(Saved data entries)
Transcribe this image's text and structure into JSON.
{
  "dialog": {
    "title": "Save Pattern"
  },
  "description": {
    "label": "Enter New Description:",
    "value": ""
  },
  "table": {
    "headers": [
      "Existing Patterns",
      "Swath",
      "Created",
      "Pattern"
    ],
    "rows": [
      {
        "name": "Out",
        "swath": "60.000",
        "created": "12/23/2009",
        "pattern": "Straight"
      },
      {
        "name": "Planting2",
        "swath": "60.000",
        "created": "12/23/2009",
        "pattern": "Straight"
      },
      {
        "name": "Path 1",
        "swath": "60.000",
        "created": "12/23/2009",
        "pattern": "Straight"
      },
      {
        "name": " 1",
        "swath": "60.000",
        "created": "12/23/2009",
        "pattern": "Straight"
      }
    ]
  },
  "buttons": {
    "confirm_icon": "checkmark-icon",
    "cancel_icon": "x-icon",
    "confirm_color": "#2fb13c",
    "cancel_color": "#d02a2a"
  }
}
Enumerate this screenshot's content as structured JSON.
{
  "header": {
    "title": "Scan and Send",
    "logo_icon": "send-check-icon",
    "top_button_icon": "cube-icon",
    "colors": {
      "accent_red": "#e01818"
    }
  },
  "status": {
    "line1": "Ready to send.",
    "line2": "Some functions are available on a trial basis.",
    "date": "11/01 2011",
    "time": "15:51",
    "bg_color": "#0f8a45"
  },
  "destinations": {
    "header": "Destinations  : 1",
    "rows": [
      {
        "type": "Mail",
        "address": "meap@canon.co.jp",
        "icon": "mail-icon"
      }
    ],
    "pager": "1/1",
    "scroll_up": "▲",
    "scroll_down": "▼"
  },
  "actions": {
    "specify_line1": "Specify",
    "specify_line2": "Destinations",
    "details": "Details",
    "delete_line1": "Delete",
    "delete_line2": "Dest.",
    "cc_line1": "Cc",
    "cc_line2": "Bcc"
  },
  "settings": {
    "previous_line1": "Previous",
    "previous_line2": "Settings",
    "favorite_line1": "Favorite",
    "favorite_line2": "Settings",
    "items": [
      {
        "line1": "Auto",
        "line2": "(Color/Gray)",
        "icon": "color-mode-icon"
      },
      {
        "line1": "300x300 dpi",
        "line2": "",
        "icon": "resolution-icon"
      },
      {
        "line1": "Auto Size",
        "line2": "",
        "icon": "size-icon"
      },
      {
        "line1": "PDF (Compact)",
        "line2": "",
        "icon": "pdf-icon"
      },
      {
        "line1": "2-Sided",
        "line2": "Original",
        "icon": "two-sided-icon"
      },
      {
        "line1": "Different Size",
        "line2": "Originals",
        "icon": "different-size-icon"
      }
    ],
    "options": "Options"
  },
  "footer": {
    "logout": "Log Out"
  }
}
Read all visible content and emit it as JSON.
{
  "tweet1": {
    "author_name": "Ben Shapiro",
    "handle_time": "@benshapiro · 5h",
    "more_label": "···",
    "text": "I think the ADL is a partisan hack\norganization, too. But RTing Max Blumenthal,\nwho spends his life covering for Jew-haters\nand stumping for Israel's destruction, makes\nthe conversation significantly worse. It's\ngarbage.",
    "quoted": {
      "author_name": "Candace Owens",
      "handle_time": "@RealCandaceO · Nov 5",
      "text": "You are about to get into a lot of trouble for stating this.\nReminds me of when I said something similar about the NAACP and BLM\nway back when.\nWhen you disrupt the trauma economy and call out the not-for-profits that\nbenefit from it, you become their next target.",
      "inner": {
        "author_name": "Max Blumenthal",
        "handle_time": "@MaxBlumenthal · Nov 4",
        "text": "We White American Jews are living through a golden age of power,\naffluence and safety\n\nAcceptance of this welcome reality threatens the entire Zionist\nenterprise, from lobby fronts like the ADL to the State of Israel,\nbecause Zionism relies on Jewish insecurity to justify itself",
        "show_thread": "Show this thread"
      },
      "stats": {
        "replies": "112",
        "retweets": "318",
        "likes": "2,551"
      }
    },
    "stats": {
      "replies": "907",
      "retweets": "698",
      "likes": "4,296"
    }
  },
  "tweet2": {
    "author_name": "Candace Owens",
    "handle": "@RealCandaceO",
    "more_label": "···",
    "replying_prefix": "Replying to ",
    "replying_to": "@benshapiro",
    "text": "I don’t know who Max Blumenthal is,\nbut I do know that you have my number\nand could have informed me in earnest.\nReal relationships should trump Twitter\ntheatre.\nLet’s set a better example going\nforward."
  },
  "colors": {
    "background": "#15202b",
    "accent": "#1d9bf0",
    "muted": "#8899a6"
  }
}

- TO DO: Reproduce the material precisely, including every line.

- PROBLEM SOLUTION:
Transcribe this image's text and structure into JSON.
{
  "dialog": {
    "title": "Save Pattern"
  },
  "description": {
    "label": "Enter New Description:",
    "value": ""
  },
  "table": {
    "headers": [
      "Existing Patterns",
      "Swath",
      "Created",
      "Pattern"
    ],
    "rows": [
      {
        "name": "Out",
        "swath": "60.000",
        "created": "12/23/2009",
        "pattern": "Straight"
      },
      {
        "name": "Planting2",
        "swath": "60.000",
        "created": "12/23/2009",
        "pattern": "Straight"
      },
      {
        "name": "Path 1",
        "swath": "60.000",
        "created": "12/23/2009",
        "pattern": "Straight"
      },
      {
        "name": " 1",
        "swath": "60.000",
        "created": "12/23/2009",
        "pattern": "Straight"
      }
    ]
  },
  "buttons": {
    "confirm_icon": "checkmark-icon",
    "cancel_icon": "x-icon",
    "confirm_color": "#2fb13c",
    "cancel_color": "#d02a2a"
  }
}
Enumerate this screenshot's content as structured JSON.
{
  "header": {
    "title": "Scan and Send",
    "logo_icon": "send-check-icon",
    "top_button_icon": "cube-icon",
    "colors": {
      "accent_red": "#e01818"
    }
  },
  "status": {
    "line1": "Ready to send.",
    "line2": "Some functions are available on a trial basis.",
    "date": "11/01 2011",
    "time": "15:51",
    "bg_color": "#0f8a45"
  },
  "destinations": {
    "header": "Destinations  : 1",
    "rows": [
      {
        "type": "Mail",
        "address": "meap@canon.co.jp",
        "icon": "mail-icon"
      }
    ],
    "pager": "1/1",
    "scroll_up": "▲",
    "scroll_down": "▼"
  },
  "actions": {
    "specify_line1": "Specify",
    "specify_line2": "Destinations",
    "details": "Details",
    "delete_line1": "Delete",
    "delete_line2": "Dest.",
    "cc_line1": "Cc",
    "cc_line2": "Bcc"
  },
  "settings": {
    "previous_line1": "Previous",
    "previous_line2": "Settings",
    "favorite_line1": "Favorite",
    "favorite_line2": "Settings",
    "items": [
      {
        "line1": "Auto",
        "line2": "(Color/Gray)",
        "icon": "color-mode-icon"
      },
      {
        "line1": "300x300 dpi",
        "line2": "",
        "icon": "resolution-icon"
      },
      {
        "line1": "Auto Size",
        "line2": "",
        "icon": "size-icon"
      },
      {
        "line1": "PDF (Compact)",
        "line2": "",
        "icon": "pdf-icon"
      },
      {
        "line1": "2-Sided",
        "line2": "Original",
        "icon": "two-sided-icon"
      },
      {
        "line1": "Different Size",
        "line2": "Originals",
        "icon": "different-size-icon"
      }
    ],
    "options": "Options"
  },
  "footer": {
    "logout": "Log Out"
  }
}
Read all visible content and emit it as JSON.
{
  "tweet1": {
    "author_name": "Ben Shapiro",
    "handle_time": "@benshapiro · 5h",
    "more_label": "···",
    "text": "I think the ADL is a partisan hack\norganization, too. But RTing Max Blumenthal,\nwho spends his life covering for Jew-haters\nand stumping for Israel's destruction, makes\nthe conversation significantly worse. It's\ngarbage.",
    "quoted": {
      "author_name": "Candace Owens",
      "handle_time": "@RealCandaceO · Nov 5",
      "text": "You are about to get into a lot of trouble for stating this.\nReminds me of when I said something similar about the NAACP and BLM\nway back when.\nWhen you disrupt the trauma economy and call out the not-for-profits that\nbenefit from it, you become their next target.",
      "inner": {
        "author_name": "Max Blumenthal",
        "handle_time": "@MaxBlumenthal · Nov 4",
        "text": "We White American Jews are living through a golden age of power,\naffluence and safety\n\nAcceptance of this welcome reality threatens the entire Zionist\nenterprise, from lobby fronts like the ADL to the State of Israel,\nbecause Zionism relies on Jewish insecurity to justify itself",
        "show_thread": "Show this thread"
      },
      "stats": {
        "replies": "112",
        "retweets": "318",
        "likes": "2,551"
      }
    },
    "stats": {
      "replies": "907",
      "retweets": "698",
      "likes": "4,296"
    }
  },
  "tweet2": {
    "author_name": "Candace Owens",
    "handle": "@RealCandaceO",
    "more_label": "···",
    "replying_prefix": "Replying to ",
    "replying_to": "@benshapiro",
    "text": "I don’t know who Max Blumenthal is,\nbut I do know that you have my number\nand could have informed me in earnest.\nReal relationships should trump Twitter\ntheatre.\nLet’s set a better example going\nforward."
  },
  "colors": {
    "background": "#15202b",
    "accent": "#1d9bf0",
    "muted": "#8899a6"
  }
}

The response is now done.